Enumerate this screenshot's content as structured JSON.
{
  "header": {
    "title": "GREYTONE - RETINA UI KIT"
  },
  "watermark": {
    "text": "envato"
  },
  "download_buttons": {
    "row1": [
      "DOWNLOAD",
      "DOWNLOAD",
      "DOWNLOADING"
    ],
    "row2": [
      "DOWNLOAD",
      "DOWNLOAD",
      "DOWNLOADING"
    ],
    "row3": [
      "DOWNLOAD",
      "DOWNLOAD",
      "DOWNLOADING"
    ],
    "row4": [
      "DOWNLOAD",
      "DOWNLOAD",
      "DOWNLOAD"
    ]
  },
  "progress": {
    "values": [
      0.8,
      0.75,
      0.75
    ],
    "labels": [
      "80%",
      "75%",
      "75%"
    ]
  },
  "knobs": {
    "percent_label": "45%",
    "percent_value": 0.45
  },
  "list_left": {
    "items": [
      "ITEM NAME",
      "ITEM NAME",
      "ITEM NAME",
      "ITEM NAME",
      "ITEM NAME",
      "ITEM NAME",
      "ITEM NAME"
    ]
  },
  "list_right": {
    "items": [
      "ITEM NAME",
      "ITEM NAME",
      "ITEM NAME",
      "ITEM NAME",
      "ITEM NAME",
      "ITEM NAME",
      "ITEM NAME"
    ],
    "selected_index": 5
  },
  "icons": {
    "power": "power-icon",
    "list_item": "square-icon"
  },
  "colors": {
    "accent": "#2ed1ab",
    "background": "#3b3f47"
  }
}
_ _ _
## Task to complete
Repeat the lines above exactly.

## Correct result
Enumerate this screenshot's content as structured JSON.
{
  "header": {
    "title": "GREYTONE - RETINA UI KIT"
  },
  "watermark": {
    "text": "envato"
  },
  "download_buttons": {
    "row1": [
      "DOWNLOAD",
      "DOWNLOAD",
      "DOWNLOADING"
    ],
    "row2": [
      "DOWNLOAD",
      "DOWNLOAD",
      "DOWNLOADING"
    ],
    "row3": [
      "DOWNLOAD",
      "DOWNLOAD",
      "DOWNLOADING"
    ],
    "row4": [
      "DOWNLOAD",
      "DOWNLOAD",
      "DOWNLOAD"
    ]
  },
  "progress": {
    "values": [
      0.8,
      0.75,
      0.75
    ],
    "labels": [
      "80%",
      "75%",
      "75%"
    ]
  },
  "knobs": {
    "percent_label": "45%",
    "percent_value": 0.45
  },
  "list_left": {
    "items": [
      "ITEM NAME",
      "ITEM NAME",
      "ITEM NAME",
      "ITEM NAME",
      "ITEM NAME",
      "ITEM NAME",
      "ITEM NAME"
    ]
  },
  "list_right": {
    "items": [
      "ITEM NAME",
      "ITEM NAME",
      "ITEM NAME",
      "ITEM NAME",
      "ITEM NAME",
      "ITEM NAME",
      "ITEM NAME"
    ],
    "selected_index": 5
  },
  "icons": {
    "power": "power-icon",
    "list_item": "square-icon"
  },
  "colors": {
    "accent": "#2ed1ab",
    "background": "#3b3f47"
  }
}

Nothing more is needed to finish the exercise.